Stored data
= = = = = = =

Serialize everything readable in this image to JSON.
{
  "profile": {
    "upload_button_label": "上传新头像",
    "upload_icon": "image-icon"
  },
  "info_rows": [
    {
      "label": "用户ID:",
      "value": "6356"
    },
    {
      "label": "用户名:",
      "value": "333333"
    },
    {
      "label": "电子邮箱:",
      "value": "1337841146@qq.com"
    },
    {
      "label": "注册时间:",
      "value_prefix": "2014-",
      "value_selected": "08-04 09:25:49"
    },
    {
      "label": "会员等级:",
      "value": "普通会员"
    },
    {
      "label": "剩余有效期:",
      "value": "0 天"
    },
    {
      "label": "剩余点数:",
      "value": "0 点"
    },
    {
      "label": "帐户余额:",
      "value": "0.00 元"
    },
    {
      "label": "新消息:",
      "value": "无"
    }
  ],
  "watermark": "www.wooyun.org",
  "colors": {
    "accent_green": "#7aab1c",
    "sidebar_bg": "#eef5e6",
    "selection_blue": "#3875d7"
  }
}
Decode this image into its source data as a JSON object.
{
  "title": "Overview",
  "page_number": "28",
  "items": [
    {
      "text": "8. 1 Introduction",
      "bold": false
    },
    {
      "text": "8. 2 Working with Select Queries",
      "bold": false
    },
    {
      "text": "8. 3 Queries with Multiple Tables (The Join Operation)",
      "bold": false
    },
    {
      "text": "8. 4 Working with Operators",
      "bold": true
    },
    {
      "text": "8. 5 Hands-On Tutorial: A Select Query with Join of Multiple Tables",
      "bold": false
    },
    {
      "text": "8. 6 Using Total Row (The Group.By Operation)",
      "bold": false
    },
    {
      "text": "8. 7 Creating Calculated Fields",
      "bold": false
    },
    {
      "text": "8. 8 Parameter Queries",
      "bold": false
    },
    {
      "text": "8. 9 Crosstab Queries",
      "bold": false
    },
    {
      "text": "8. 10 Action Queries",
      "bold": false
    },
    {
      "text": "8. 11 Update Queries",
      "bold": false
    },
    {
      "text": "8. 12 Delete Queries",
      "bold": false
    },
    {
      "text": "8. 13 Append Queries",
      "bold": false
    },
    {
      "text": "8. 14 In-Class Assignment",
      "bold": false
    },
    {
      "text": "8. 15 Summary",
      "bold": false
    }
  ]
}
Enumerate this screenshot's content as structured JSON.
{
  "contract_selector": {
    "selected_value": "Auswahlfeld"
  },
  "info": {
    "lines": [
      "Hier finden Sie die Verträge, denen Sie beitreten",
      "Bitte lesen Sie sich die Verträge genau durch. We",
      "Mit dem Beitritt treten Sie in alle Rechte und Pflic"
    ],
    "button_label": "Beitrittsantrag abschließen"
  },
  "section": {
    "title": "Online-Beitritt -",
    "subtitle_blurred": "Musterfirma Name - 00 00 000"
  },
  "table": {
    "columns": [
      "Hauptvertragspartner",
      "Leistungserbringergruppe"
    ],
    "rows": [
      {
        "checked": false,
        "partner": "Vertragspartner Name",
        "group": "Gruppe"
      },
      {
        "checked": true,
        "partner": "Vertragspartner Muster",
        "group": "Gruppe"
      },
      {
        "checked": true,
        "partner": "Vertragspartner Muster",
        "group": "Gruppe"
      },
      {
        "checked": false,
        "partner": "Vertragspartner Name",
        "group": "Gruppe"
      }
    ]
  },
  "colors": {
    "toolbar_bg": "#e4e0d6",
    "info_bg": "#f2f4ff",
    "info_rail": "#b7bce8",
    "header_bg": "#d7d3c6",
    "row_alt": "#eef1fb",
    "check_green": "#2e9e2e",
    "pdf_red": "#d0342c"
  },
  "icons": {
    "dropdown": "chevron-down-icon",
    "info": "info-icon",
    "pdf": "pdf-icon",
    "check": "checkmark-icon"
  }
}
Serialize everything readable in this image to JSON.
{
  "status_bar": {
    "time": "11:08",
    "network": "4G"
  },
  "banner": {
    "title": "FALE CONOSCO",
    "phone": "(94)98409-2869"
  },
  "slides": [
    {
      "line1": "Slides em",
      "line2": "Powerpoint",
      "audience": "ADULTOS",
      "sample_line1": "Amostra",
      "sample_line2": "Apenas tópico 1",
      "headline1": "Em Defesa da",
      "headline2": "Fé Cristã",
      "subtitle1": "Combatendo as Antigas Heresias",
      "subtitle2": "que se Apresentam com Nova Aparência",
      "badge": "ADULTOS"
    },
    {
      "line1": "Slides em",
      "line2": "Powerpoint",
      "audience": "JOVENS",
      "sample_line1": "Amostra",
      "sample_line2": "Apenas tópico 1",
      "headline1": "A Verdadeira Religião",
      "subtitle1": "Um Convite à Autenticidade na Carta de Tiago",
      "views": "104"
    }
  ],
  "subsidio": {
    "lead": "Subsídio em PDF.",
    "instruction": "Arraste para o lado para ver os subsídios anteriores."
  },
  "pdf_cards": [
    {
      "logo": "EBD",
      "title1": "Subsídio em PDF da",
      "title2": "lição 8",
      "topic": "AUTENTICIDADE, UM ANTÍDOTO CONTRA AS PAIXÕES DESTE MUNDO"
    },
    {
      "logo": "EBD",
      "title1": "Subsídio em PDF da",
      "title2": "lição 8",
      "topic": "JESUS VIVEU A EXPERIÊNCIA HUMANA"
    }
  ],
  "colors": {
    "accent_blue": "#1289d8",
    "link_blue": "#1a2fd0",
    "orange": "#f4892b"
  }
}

= = = = = = =

Please repeat the listing above in full and exactly.

Serialize everything readable in this image to JSON.
{
  "profile": {
    "upload_button_label": "上传新头像",
    "upload_icon": "image-icon"
  },
  "info_rows": [
    {
      "label": "用户ID:",
      "value": "6356"
    },
    {
      "label": "用户名:",
      "value": "333333"
    },
    {
      "label": "电子邮箱:",
      "value": "1337841146@qq.com"
    },
    {
      "label": "注册时间:",
      "value_prefix": "2014-",
      "value_selected": "08-04 09:25:49"
    },
    {
      "label": "会员等级:",
      "value": "普通会员"
    },
    {
      "label": "剩余有效期:",
      "value": "0 天"
    },
    {
      "label": "剩余点数:",
      "value": "0 点"
    },
    {
      "label": "帐户余额:",
      "value": "0.00 元"
    },
    {
      "label": "新消息:",
      "value": "无"
    }
  ],
  "watermark": "www.wooyun.org",
  "colors": {
    "accent_green": "#7aab1c",
    "sidebar_bg": "#eef5e6",
    "selection_blue": "#3875d7"
  }
}
Decode this image into its source data as a JSON object.
{
  "title": "Overview",
  "page_number": "28",
  "items": [
    {
      "text": "8. 1 Introduction",
      "bold": false
    },
    {
      "text": "8. 2 Working with Select Queries",
      "bold": false
    },
    {
      "text": "8. 3 Queries with Multiple Tables (The Join Operation)",
      "bold": false
    },
    {
      "text": "8. 4 Working with Operators",
      "bold": true
    },
    {
      "text": "8. 5 Hands-On Tutorial: A Select Query with Join of Multiple Tables",
      "bold": false
    },
    {
      "text": "8. 6 Using Total Row (The Group.By Operation)",
      "bold": false
    },
    {
      "text": "8. 7 Creating Calculated Fields",
      "bold": false
    },
    {
      "text": "8. 8 Parameter Queries",
      "bold": false
    },
    {
      "text": "8. 9 Crosstab Queries",
      "bold": false
    },
    {
      "text": "8. 10 Action Queries",
      "bold": false
    },
    {
      "text": "8. 11 Update Queries",
      "bold": false
    },
    {
      "text": "8. 12 Delete Queries",
      "bold": false
    },
    {
      "text": "8. 13 Append Queries",
      "bold": false
    },
    {
      "text": "8. 14 In-Class Assignment",
      "bold": false
    },
    {
      "text": "8. 15 Summary",
      "bold": false
    }
  ]
}
Enumerate this screenshot's content as structured JSON.
{
  "contract_selector": {
    "selected_value": "Auswahlfeld"
  },
  "info": {
    "lines": [
      "Hier finden Sie die Verträge, denen Sie beitreten",
      "Bitte lesen Sie sich die Verträge genau durch. We",
      "Mit dem Beitritt treten Sie in alle Rechte und Pflic"
    ],
    "button_label": "Beitrittsantrag abschließen"
  },
  "section": {
    "title": "Online-Beitritt -",
    "subtitle_blurred": "Musterfirma Name - 00 00 000"
  },
  "table": {
    "columns": [
      "Hauptvertragspartner",
      "Leistungserbringergruppe"
    ],
    "rows": [
      {
        "checked": false,
        "partner": "Vertragspartner Name",
        "group": "Gruppe"
      },
      {
        "checked": true,
        "partner": "Vertragspartner Muster",
        "group": "Gruppe"
      },
      {
        "checked": true,
        "partner": "Vertragspartner Muster",
        "group": "Gruppe"
      },
      {
        "checked": false,
        "partner": "Vertragspartner Name",
        "group": "Gruppe"
      }
    ]
  },
  "colors": {
    "toolbar_bg": "#e4e0d6",
    "info_bg": "#f2f4ff",
    "info_rail": "#b7bce8",
    "header_bg": "#d7d3c6",
    "row_alt": "#eef1fb",
    "check_green": "#2e9e2e",
    "pdf_red": "#d0342c"
  },
  "icons": {
    "dropdown": "chevron-down-icon",
    "info": "info-icon",
    "pdf": "pdf-icon",
    "check": "checkmark-icon"
  }
}
Serialize everything readable in this image to JSON.
{
  "status_bar": {
    "time": "11:08",
    "network": "4G"
  },
  "banner": {
    "title": "FALE CONOSCO",
    "phone": "(94)98409-2869"
  },
  "slides": [
    {
      "line1": "Slides em",
      "line2": "Powerpoint",
      "audience": "ADULTOS",
      "sample_line1": "Amostra",
      "sample_line2": "Apenas tópico 1",
      "headline1": "Em Defesa da",
      "headline2": "Fé Cristã",
      "subtitle1": "Combatendo as Antigas Heresias",
      "subtitle2": "que se Apresentam com Nova Aparência",
      "badge": "ADULTOS"
    },
    {
      "line1": "Slides em",
      "line2": "Powerpoint",
      "audience": "JOVENS",
      "sample_line1": "Amostra",
      "sample_line2": "Apenas tópico 1",
      "headline1": "A Verdadeira Religião",
      "subtitle1": "Um Convite à Autenticidade na Carta de Tiago",
      "views": "104"
    }
  ],
  "subsidio": {
    "lead": "Subsídio em PDF.",
    "instruction": "Arraste para o lado para ver os subsídios anteriores."
  },
  "pdf_cards": [
    {
      "logo": "EBD",
      "title1": "Subsídio em PDF da",
      "title2": "lição 8",
      "topic": "AUTENTICIDADE, UM ANTÍDOTO CONTRA AS PAIXÕES DESTE MUNDO"
    },
    {
      "logo": "EBD",
      "title1": "Subsídio em PDF da",
      "title2": "lição 8",
      "topic": "JESUS VIVEU A EXPERIÊNCIA HUMANA"
    }
  ],
  "colors": {
    "accent_blue": "#1289d8",
    "link_blue": "#1a2fd0",
    "orange": "#f4892b"
  }
}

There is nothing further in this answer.